What to produce -
Print the entries that appear below, exactly as written and without their pictures.
***** Data supplied
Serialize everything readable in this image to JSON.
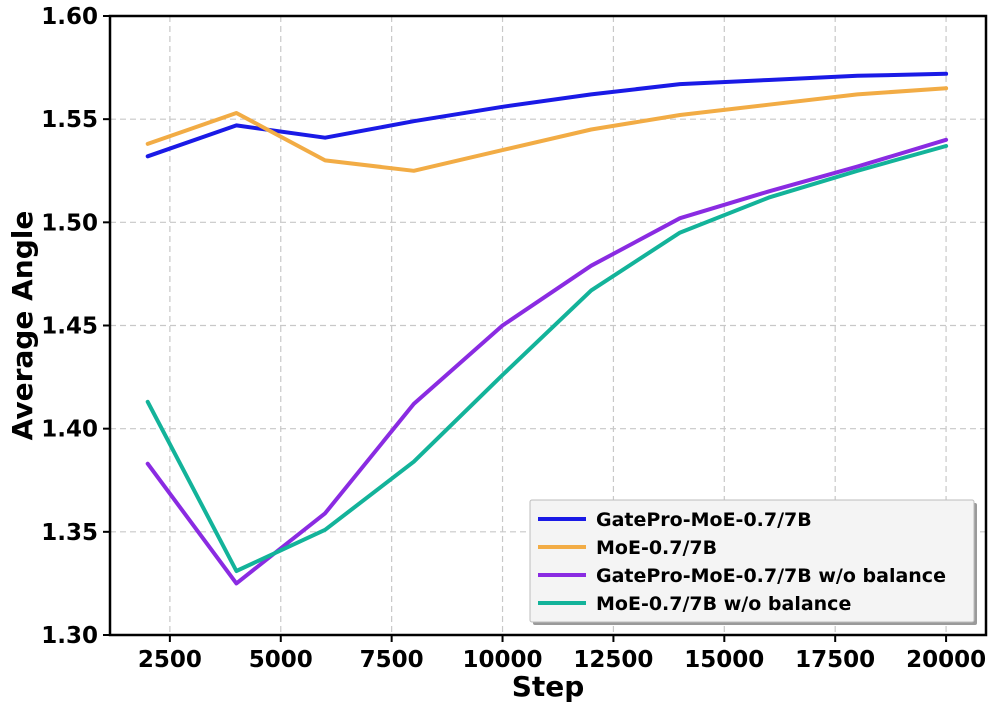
{
  "chart_data": {
    "type": "line",
    "title": "",
    "xlabel": "Step",
    "ylabel": "Average Angle",
    "xlim": [
      1150,
      20900
    ],
    "ylim": [
      1.3,
      1.6
    ],
    "x_ticks": [
      2500,
      5000,
      7500,
      10000,
      12500,
      15000,
      17500,
      20000
    ],
    "y_ticks": [
      1.3,
      1.35,
      1.4,
      1.45,
      1.5,
      1.55,
      1.6
    ],
    "x_tick_labels": [
      "2500",
      "5000",
      "7500",
      "10000",
      "12500",
      "15000",
      "17500",
      "20000"
    ],
    "y_tick_labels": [
      "1.30",
      "1.35",
      "1.40",
      "1.45",
      "1.50",
      "1.55",
      "1.60"
    ],
    "grid": true,
    "legend_position": "bottom-right",
    "x": [
      2000,
      4000,
      6000,
      8000,
      10000,
      12000,
      14000,
      16000,
      18000,
      20000
    ],
    "series": [
      {
        "name": "GatePro-MoE-0.7/7B",
        "color": "#1a1ae6",
        "values": [
          1.532,
          1.547,
          1.541,
          1.549,
          1.556,
          1.562,
          1.567,
          1.569,
          1.571,
          1.572
        ]
      },
      {
        "name": "MoE-0.7/7B",
        "color": "#f2ac45",
        "values": [
          1.538,
          1.553,
          1.53,
          1.525,
          1.535,
          1.545,
          1.552,
          1.557,
          1.562,
          1.565
        ]
      },
      {
        "name": "GatePro-MoE-0.7/7B w/o balance",
        "color": "#8a2be2",
        "values": [
          1.383,
          1.325,
          1.359,
          1.412,
          1.45,
          1.479,
          1.502,
          1.515,
          1.527,
          1.54
        ]
      },
      {
        "name": "MoE-0.7/7B w/o balance",
        "color": "#13b39a",
        "values": [
          1.413,
          1.331,
          1.351,
          1.384,
          1.426,
          1.467,
          1.495,
          1.512,
          1.525,
          1.537
        ]
      }
    ]
  }
}
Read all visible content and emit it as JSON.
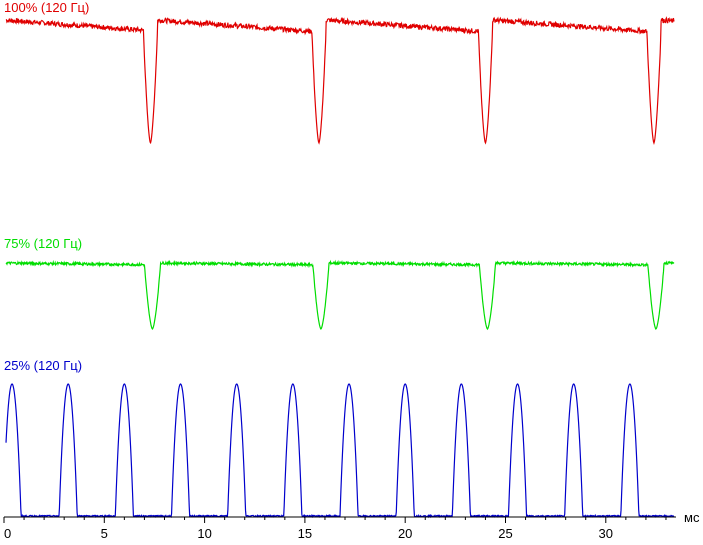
{
  "chart_data": {
    "type": "line",
    "x_unit": "мс",
    "xlim": [
      0,
      33.5
    ],
    "x_ticks": [
      0,
      5,
      10,
      15,
      20,
      25,
      30
    ],
    "grid": false,
    "period_ms": 8.333,
    "series": [
      {
        "name": "100% (120 Гц)",
        "color": "#e00000",
        "shape": "dip",
        "dip_centers_ms": [
          7.3,
          15.7,
          24.0,
          32.4
        ],
        "baseline_level": 1.0,
        "baseline_end_level": 0.9,
        "dip_min_level": 0.0,
        "dip_half_width_ms": 0.35
      },
      {
        "name": "75% (120 Гц)",
        "color": "#00dd00",
        "shape": "dip",
        "dip_centers_ms": [
          7.4,
          15.8,
          24.1,
          32.5
        ],
        "baseline_level": 1.0,
        "baseline_end_level": 0.97,
        "dip_min_level": 0.0,
        "dip_half_width_ms": 0.4
      },
      {
        "name": "25% (120 Гц)",
        "color": "#0000cc",
        "shape": "pulse",
        "pulse_centers_ms": [
          0.4,
          3.2,
          6.0,
          8.8,
          11.6,
          14.4,
          17.2,
          20.0,
          22.8,
          25.6,
          28.4,
          31.2
        ],
        "baseline_level": 0.0,
        "pulse_max_level": 1.0,
        "pulse_half_width_ms": 0.45
      }
    ]
  }
}
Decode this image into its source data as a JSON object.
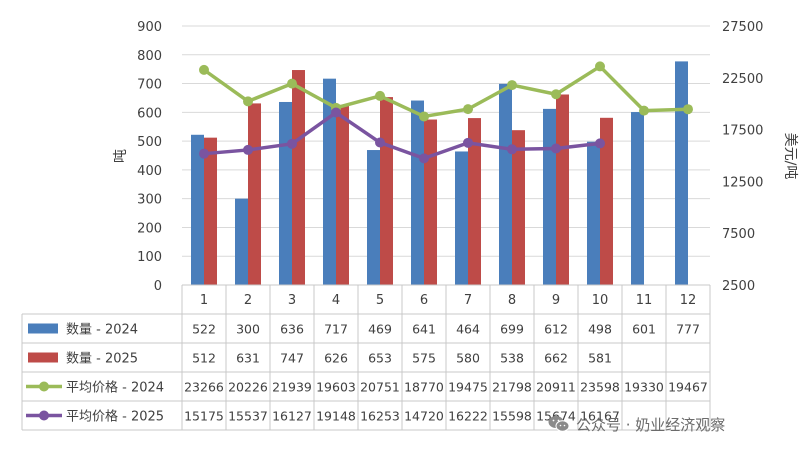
{
  "chart_data": {
    "type": "bar",
    "categories": [
      "1",
      "2",
      "3",
      "4",
      "5",
      "6",
      "7",
      "8",
      "9",
      "10",
      "11",
      "12"
    ],
    "series": [
      {
        "name": "数量 - 2024",
        "kind": "bar",
        "axis": "left",
        "color": "#4a7ebb",
        "values": [
          522,
          300,
          636,
          717,
          469,
          641,
          464,
          699,
          612,
          498,
          601,
          777
        ],
        "labels": [
          "522",
          "300",
          "636",
          "717",
          "469",
          "641",
          "464",
          "699",
          "612",
          "498",
          "601",
          "777"
        ]
      },
      {
        "name": "数量 - 2025",
        "kind": "bar",
        "axis": "left",
        "color": "#be4b48",
        "values": [
          512,
          631,
          747,
          626,
          653,
          575,
          580,
          538,
          662,
          581,
          null,
          null
        ],
        "labels": [
          "512",
          "631",
          "747",
          "626",
          "653",
          "575",
          "580",
          "538",
          "662",
          "581",
          "",
          ""
        ]
      },
      {
        "name": "平均价格 - 2024",
        "kind": "line",
        "axis": "right",
        "color": "#9bbb59",
        "values": [
          23266,
          20226,
          21939,
          19603,
          20751,
          18770,
          19475,
          21798,
          20911,
          23598,
          19330,
          19467
        ],
        "labels": [
          "23266",
          "20226",
          "21939",
          "19603",
          "20751",
          "18770",
          "19475",
          "21798",
          "20911",
          "23598",
          "19330",
          "19467"
        ]
      },
      {
        "name": "平均价格 - 2025",
        "kind": "line",
        "axis": "right",
        "color": "#7a54a0",
        "values": [
          15175,
          15537,
          16127,
          19148,
          16253,
          14720,
          16222,
          15598,
          15674,
          16167,
          null,
          null
        ],
        "labels": [
          "15175",
          "15537",
          "16127",
          "19148",
          "16253",
          "14720",
          "16222",
          "15598",
          "15674",
          "16167",
          "",
          ""
        ]
      }
    ],
    "ylabel": "吨",
    "y2label": "美元/吨",
    "ylim": [
      0,
      900
    ],
    "yticks": [
      "0",
      "100",
      "200",
      "300",
      "400",
      "500",
      "600",
      "700",
      "800",
      "900"
    ],
    "y2lim": [
      2500,
      27500
    ],
    "y2ticks": [
      "2500",
      "7500",
      "12500",
      "17500",
      "22500",
      "27500"
    ],
    "grid": true,
    "legend": "data-table-left"
  },
  "watermark": {
    "text": "公众号 · 奶业经济观察",
    "icon": "wechat-icon"
  }
}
**********
Answer to the exercise -
Serialize everything readable in this image to JSON.
{
  "chart_data": {
    "type": "line",
    "title": "",
    "xlabel": "Step",
    "ylabel": "Average Angle",
    "xlim": [
      1150,
      20900
    ],
    "ylim": [
      1.3,
      1.6
    ],
    "x_ticks": [
      2500,
      5000,
      7500,
      10000,
      12500,
      15000,
      17500,
      20000
    ],
    "y_ticks": [
      1.3,
      1.35,
      1.4,
      1.45,
      1.5,
      1.55,
      1.6
    ],
    "x_tick_labels": [
      "2500",
      "5000",
      "7500",
      "10000",
      "12500",
      "15000",
      "17500",
      "20000"
    ],
    "y_tick_labels": [
      "1.30",
      "1.35",
      "1.40",
      "1.45",
      "1.50",
      "1.55",
      "1.60"
    ],
    "grid": true,
    "legend_position": "bottom-right",
    "x": [
      2000,
      4000,
      6000,
      8000,
      10000,
      12000,
      14000,
      16000,
      18000,
      20000
    ],
    "series": [
      {
        "name": "GatePro-MoE-0.7/7B",
        "color": "#1a1ae6",
        "values": [
          1.532,
          1.547,
          1.541,
          1.549,
          1.556,
          1.562,
          1.567,
          1.569,
          1.571,
          1.572
        ]
      },
      {
        "name": "MoE-0.7/7B",
        "color": "#f2ac45",
        "values": [
          1.538,
          1.553,
          1.53,
          1.525,
          1.535,
          1.545,
          1.552,
          1.557,
          1.562,
          1.565
        ]
      },
      {
        "name": "GatePro-MoE-0.7/7B w/o balance",
        "color": "#8a2be2",
        "values": [
          1.383,
          1.325,
          1.359,
          1.412,
          1.45,
          1.479,
          1.502,
          1.515,
          1.527,
          1.54
        ]
      },
      {
        "name": "MoE-0.7/7B w/o balance",
        "color": "#13b39a",
        "values": [
          1.413,
          1.331,
          1.351,
          1.384,
          1.426,
          1.467,
          1.495,
          1.512,
          1.525,
          1.537
        ]
      }
    ]
  }
}
Read all visible content and emit it as JSON.
{
  "chart_data": {
    "type": "line",
    "x_unit": "мс",
    "xlim": [
      0,
      33.5
    ],
    "x_ticks": [
      0,
      5,
      10,
      15,
      20,
      25,
      30
    ],
    "grid": false,
    "period_ms": 8.333,
    "series": [
      {
        "name": "100% (120 Гц)",
        "color": "#e00000",
        "shape": "dip",
        "dip_centers_ms": [
          7.3,
          15.7,
          24.0,
          32.4
        ],
        "baseline_level": 1.0,
        "baseline_end_level": 0.9,
        "dip_min_level": 0.0,
        "dip_half_width_ms": 0.35
      },
      {
        "name": "75% (120 Гц)",
        "color": "#00dd00",
        "shape": "dip",
        "dip_centers_ms": [
          7.4,
          15.8,
          24.1,
          32.5
        ],
        "baseline_level": 1.0,
        "baseline_end_level": 0.97,
        "dip_min_level": 0.0,
        "dip_half_width_ms": 0.4
      },
      {
        "name": "25% (120 Гц)",
        "color": "#0000cc",
        "shape": "pulse",
        "pulse_centers_ms": [
          0.4,
          3.2,
          6.0,
          8.8,
          11.6,
          14.4,
          17.2,
          20.0,
          22.8,
          25.6,
          28.4,
          31.2
        ],
        "baseline_level": 0.0,
        "pulse_max_level": 1.0,
        "pulse_half_width_ms": 0.45
      }
    ]
  }
}
Decode this image into its source data as a JSON object.
{
  "chart_data": {
    "type": "bar",
    "categories": [
      "1",
      "2",
      "3",
      "4",
      "5",
      "6",
      "7",
      "8",
      "9",
      "10",
      "11",
      "12"
    ],
    "series": [
      {
        "name": "数量 - 2024",
        "kind": "bar",
        "axis": "left",
        "color": "#4a7ebb",
        "values": [
          522,
          300,
          636,
          717,
          469,
          641,
          464,
          699,
          612,
          498,
          601,
          777
        ],
        "labels": [
          "522",
          "300",
          "636",
          "717",
          "469",
          "641",
          "464",
          "699",
          "612",
          "498",
          "601",
          "777"
        ]
      },
      {
        "name": "数量 - 2025",
        "kind": "bar",
        "axis": "left",
        "color": "#be4b48",
        "values": [
          512,
          631,
          747,
          626,
          653,
          575,
          580,
          538,
          662,
          581,
          null,
          null
        ],
        "labels": [
          "512",
          "631",
          "747",
          "626",
          "653",
          "575",
          "580",
          "538",
          "662",
          "581",
          "",
          ""
        ]
      },
      {
        "name": "平均价格 - 2024",
        "kind": "line",
        "axis": "right",
        "color": "#9bbb59",
        "values": [
          23266,
          20226,
          21939,
          19603,
          20751,
          18770,
          19475,
          21798,
          20911,
          23598,
          19330,
          19467
        ],
        "labels": [
          "23266",
          "20226",
          "21939",
          "19603",
          "20751",
          "18770",
          "19475",
          "21798",
          "20911",
          "23598",
          "19330",
          "19467"
        ]
      },
      {
        "name": "平均价格 - 2025",
        "kind": "line",
        "axis": "right",
        "color": "#7a54a0",
        "values": [
          15175,
          15537,
          16127,
          19148,
          16253,
          14720,
          16222,
          15598,
          15674,
          16167,
          null,
          null
        ],
        "labels": [
          "15175",
          "15537",
          "16127",
          "19148",
          "16253",
          "14720",
          "16222",
          "15598",
          "15674",
          "16167",
          "",
          ""
        ]
      }
    ],
    "ylabel": "吨",
    "y2label": "美元/吨",
    "ylim": [
      0,
      900
    ],
    "yticks": [
      "0",
      "100",
      "200",
      "300",
      "400",
      "500",
      "600",
      "700",
      "800",
      "900"
    ],
    "y2lim": [
      2500,
      27500
    ],
    "y2ticks": [
      "2500",
      "7500",
      "12500",
      "17500",
      "22500",
      "27500"
    ],
    "grid": true,
    "legend": "data-table-left"
  },
  "watermark": {
    "text": "公众号 · 奶业经济观察",
    "icon": "wechat-icon"
  }
}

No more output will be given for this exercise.